Collected data entries
····················
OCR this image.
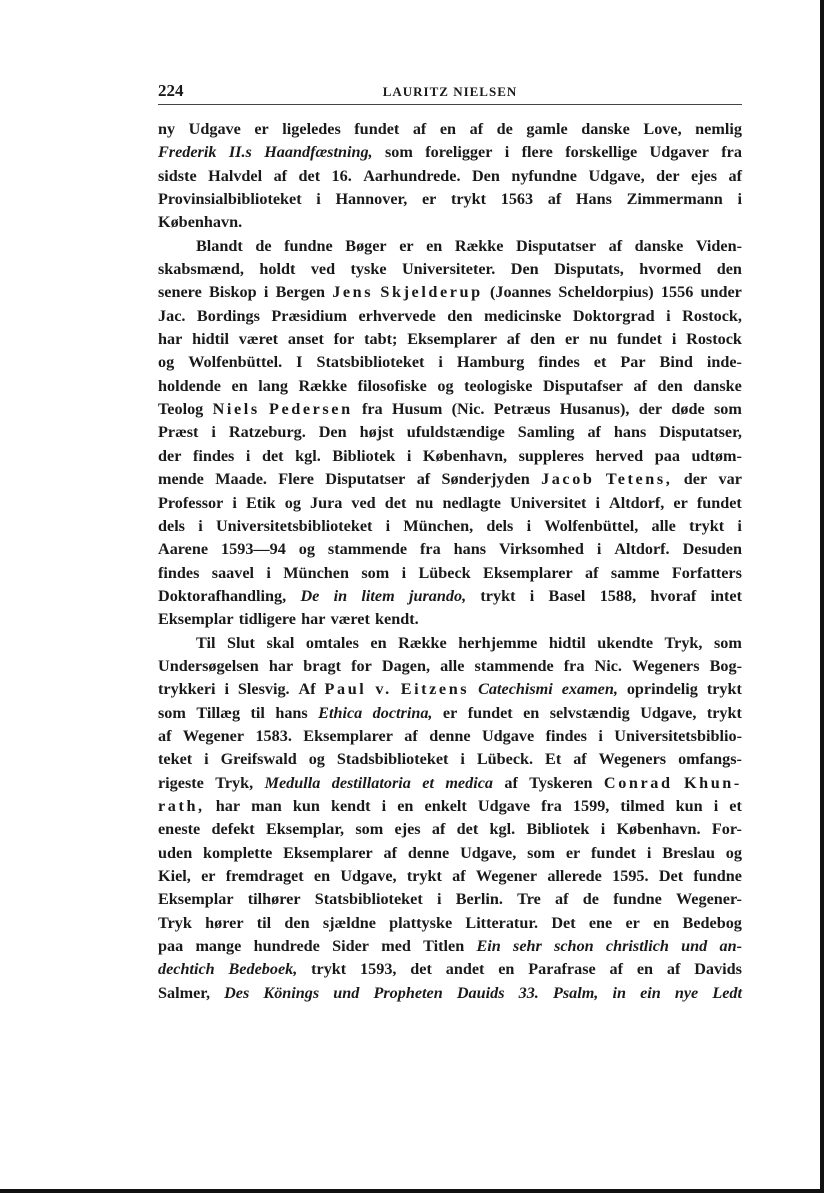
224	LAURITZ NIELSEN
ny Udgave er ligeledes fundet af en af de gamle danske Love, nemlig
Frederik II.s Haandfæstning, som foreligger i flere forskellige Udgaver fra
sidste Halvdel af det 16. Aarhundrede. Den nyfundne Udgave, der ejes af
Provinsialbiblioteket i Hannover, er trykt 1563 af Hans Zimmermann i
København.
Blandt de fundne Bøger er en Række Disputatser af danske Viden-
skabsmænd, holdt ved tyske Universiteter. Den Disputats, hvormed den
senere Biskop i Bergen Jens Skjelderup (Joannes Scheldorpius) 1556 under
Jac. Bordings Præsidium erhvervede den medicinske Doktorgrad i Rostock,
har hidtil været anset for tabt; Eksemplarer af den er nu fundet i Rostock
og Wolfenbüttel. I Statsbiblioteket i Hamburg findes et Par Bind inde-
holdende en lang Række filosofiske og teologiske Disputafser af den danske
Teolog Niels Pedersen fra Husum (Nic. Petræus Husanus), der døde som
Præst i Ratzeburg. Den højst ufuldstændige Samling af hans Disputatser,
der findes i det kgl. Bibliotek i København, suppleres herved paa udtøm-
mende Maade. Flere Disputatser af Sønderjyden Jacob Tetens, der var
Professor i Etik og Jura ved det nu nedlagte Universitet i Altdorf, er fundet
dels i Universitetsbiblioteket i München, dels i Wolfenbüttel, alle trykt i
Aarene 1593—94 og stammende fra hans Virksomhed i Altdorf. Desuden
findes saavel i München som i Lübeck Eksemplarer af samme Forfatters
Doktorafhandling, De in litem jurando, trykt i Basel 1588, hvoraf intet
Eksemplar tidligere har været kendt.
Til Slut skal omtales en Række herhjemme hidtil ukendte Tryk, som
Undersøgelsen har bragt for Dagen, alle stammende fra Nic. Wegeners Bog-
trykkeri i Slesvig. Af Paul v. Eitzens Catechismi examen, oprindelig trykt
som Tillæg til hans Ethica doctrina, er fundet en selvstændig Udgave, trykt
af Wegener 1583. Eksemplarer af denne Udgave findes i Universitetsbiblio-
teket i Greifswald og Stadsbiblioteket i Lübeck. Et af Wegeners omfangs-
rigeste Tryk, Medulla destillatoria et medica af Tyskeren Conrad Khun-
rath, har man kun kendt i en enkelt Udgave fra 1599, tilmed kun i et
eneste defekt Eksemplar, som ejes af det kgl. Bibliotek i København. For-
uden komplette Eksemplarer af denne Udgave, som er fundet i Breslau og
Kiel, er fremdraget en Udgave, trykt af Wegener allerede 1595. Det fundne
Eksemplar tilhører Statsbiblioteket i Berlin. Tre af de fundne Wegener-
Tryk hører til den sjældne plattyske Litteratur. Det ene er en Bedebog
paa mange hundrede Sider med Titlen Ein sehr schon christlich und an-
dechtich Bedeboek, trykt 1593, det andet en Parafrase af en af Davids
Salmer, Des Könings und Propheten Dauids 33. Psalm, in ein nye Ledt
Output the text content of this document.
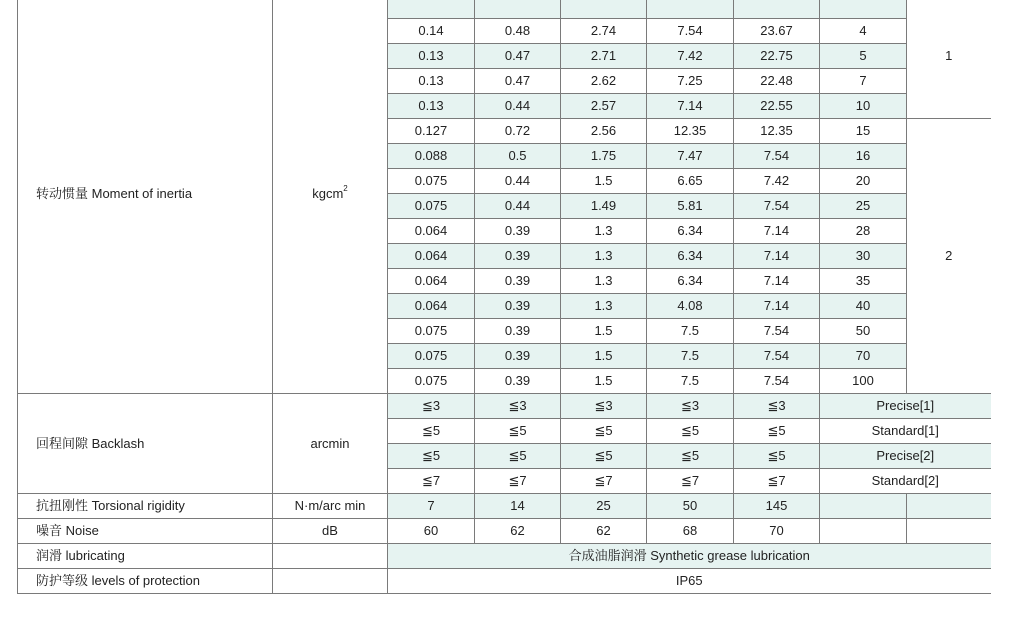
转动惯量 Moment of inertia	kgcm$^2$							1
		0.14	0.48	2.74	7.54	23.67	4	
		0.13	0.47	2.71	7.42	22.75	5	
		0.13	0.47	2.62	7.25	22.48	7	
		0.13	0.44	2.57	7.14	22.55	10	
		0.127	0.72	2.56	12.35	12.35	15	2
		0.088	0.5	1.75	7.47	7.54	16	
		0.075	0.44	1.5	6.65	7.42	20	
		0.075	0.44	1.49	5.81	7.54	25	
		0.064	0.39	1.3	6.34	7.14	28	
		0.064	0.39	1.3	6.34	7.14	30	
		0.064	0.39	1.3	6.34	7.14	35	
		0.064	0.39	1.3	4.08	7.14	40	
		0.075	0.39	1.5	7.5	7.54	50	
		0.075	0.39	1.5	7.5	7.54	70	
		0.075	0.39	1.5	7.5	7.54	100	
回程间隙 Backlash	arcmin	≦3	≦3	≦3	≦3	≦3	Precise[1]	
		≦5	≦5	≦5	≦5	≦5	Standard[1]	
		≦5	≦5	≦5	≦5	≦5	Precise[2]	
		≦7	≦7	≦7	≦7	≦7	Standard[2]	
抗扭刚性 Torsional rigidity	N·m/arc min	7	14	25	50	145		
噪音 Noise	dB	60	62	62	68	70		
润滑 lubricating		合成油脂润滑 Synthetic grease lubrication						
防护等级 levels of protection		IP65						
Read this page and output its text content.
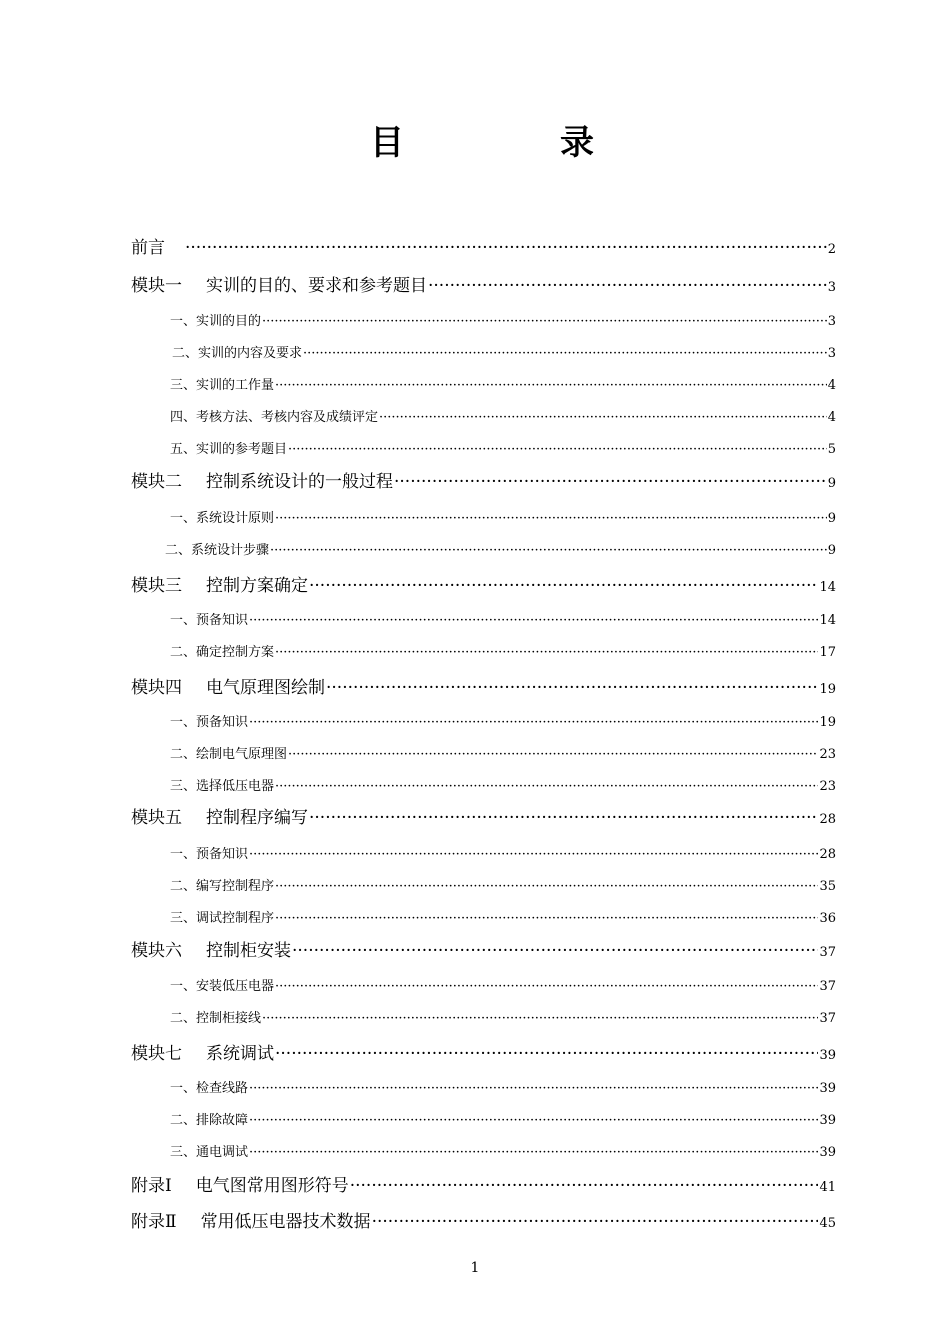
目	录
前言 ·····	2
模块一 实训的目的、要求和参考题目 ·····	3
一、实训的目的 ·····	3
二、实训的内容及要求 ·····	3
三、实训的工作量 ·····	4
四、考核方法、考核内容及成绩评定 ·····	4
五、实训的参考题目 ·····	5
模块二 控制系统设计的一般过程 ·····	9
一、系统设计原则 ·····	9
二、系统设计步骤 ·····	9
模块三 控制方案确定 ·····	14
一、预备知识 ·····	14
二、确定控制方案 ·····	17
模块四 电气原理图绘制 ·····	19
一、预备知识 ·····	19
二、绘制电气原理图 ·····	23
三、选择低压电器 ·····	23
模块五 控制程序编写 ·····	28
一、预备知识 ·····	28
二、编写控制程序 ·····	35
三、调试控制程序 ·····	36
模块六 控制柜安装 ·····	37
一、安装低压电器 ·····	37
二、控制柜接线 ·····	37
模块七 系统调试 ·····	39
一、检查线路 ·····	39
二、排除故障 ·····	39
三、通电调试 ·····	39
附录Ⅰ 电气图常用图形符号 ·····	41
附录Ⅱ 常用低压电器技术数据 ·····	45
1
····················
* What the task requires *
Reproduce every entry exactly, but omit each picture.

* Expected answer *
OCR this image.
224	LAURITZ NIELSEN
ny Udgave er ligeledes fundet af en af de gamle danske Love, nemlig
Frederik II.s Haandfæstning, som foreligger i flere forskellige Udgaver fra
sidste Halvdel af det 16. Aarhundrede. Den nyfundne Udgave, der ejes af
Provinsialbiblioteket i Hannover, er trykt 1563 af Hans Zimmermann i
København.
Blandt de fundne Bøger er en Række Disputatser af danske Viden-
skabsmænd, holdt ved tyske Universiteter. Den Disputats, hvormed den
senere Biskop i Bergen Jens Skjelderup (Joannes Scheldorpius) 1556 under
Jac. Bordings Præsidium erhvervede den medicinske Doktorgrad i Rostock,
har hidtil været anset for tabt; Eksemplarer af den er nu fundet i Rostock
og Wolfenbüttel. I Statsbiblioteket i Hamburg findes et Par Bind inde-
holdende en lang Række filosofiske og teologiske Disputafser af den danske
Teolog Niels Pedersen fra Husum (Nic. Petræus Husanus), der døde som
Præst i Ratzeburg. Den højst ufuldstændige Samling af hans Disputatser,
der findes i det kgl. Bibliotek i København, suppleres herved paa udtøm-
mende Maade. Flere Disputatser af Sønderjyden Jacob Tetens, der var
Professor i Etik og Jura ved det nu nedlagte Universitet i Altdorf, er fundet
dels i Universitetsbiblioteket i München, dels i Wolfenbüttel, alle trykt i
Aarene 1593—94 og stammende fra hans Virksomhed i Altdorf. Desuden
findes saavel i München som i Lübeck Eksemplarer af samme Forfatters
Doktorafhandling, De in litem jurando, trykt i Basel 1588, hvoraf intet
Eksemplar tidligere har været kendt.
Til Slut skal omtales en Række herhjemme hidtil ukendte Tryk, som
Undersøgelsen har bragt for Dagen, alle stammende fra Nic. Wegeners Bog-
trykkeri i Slesvig. Af Paul v. Eitzens Catechismi examen, oprindelig trykt
som Tillæg til hans Ethica doctrina, er fundet en selvstændig Udgave, trykt
af Wegener 1583. Eksemplarer af denne Udgave findes i Universitetsbiblio-
teket i Greifswald og Stadsbiblioteket i Lübeck. Et af Wegeners omfangs-
rigeste Tryk, Medulla destillatoria et medica af Tyskeren Conrad Khun-
rath, har man kun kendt i en enkelt Udgave fra 1599, tilmed kun i et
eneste defekt Eksemplar, som ejes af det kgl. Bibliotek i København. For-
uden komplette Eksemplarer af denne Udgave, som er fundet i Breslau og
Kiel, er fremdraget en Udgave, trykt af Wegener allerede 1595. Det fundne
Eksemplar tilhører Statsbiblioteket i Berlin. Tre af de fundne Wegener-
Tryk hører til den sjældne plattyske Litteratur. Det ene er en Bedebog
paa mange hundrede Sider med Titlen Ein sehr schon christlich und an-
dechtich Bedeboek, trykt 1593, det andet en Parafrase af en af Davids
Salmer, Des Könings und Propheten Dauids 33. Psalm, in ein nye Ledt
Output the text content of this document.
转动惯量 Moment of inertia	kgcm$^2$							1
		0.14	0.48	2.74	7.54	23.67	4	
		0.13	0.47	2.71	7.42	22.75	5	
		0.13	0.47	2.62	7.25	22.48	7	
		0.13	0.44	2.57	7.14	22.55	10	
		0.127	0.72	2.56	12.35	12.35	15	2
		0.088	0.5	1.75	7.47	7.54	16	
		0.075	0.44	1.5	6.65	7.42	20	
		0.075	0.44	1.49	5.81	7.54	25	
		0.064	0.39	1.3	6.34	7.14	28	
		0.064	0.39	1.3	6.34	7.14	30	
		0.064	0.39	1.3	6.34	7.14	35	
		0.064	0.39	1.3	4.08	7.14	40	
		0.075	0.39	1.5	7.5	7.54	50	
		0.075	0.39	1.5	7.5	7.54	70	
		0.075	0.39	1.5	7.5	7.54	100	
回程间隙 Backlash	arcmin	≦3	≦3	≦3	≦3	≦3	Precise[1]	
		≦5	≦5	≦5	≦5	≦5	Standard[1]	
		≦5	≦5	≦5	≦5	≦5	Precise[2]	
		≦7	≦7	≦7	≦7	≦7	Standard[2]	
抗扭刚性 Torsional rigidity	N·m/arc min	7	14	25	50	145		
噪音 Noise	dB	60	62	62	68	70		
润滑 lubricating		合成油脂润滑 Synthetic grease lubrication						
防护等级 levels of protection		IP65						
Read this page and output its text content.
目	录
前言 ·····	2
模块一 实训的目的、要求和参考题目 ·····	3
一、实训的目的 ·····	3
二、实训的内容及要求 ·····	3
三、实训的工作量 ·····	4
四、考核方法、考核内容及成绩评定 ·····	4
五、实训的参考题目 ·····	5
模块二 控制系统设计的一般过程 ·····	9
一、系统设计原则 ·····	9
二、系统设计步骤 ·····	9
模块三 控制方案确定 ·····	14
一、预备知识 ·····	14
二、确定控制方案 ·····	17
模块四 电气原理图绘制 ·····	19
一、预备知识 ·····	19
二、绘制电气原理图 ·····	23
三、选择低压电器 ·····	23
模块五 控制程序编写 ·····	28
一、预备知识 ·····	28
二、编写控制程序 ·····	35
三、调试控制程序 ·····	36
模块六 控制柜安装 ·····	37
一、安装低压电器 ·····	37
二、控制柜接线 ·····	37
模块七 系统调试 ·····	39
一、检查线路 ·····	39
二、排除故障 ·····	39
三、通电调试 ·····	39
附录Ⅰ 电气图常用图形符号 ·····	41
附录Ⅱ 常用低压电器技术数据 ·····	45
1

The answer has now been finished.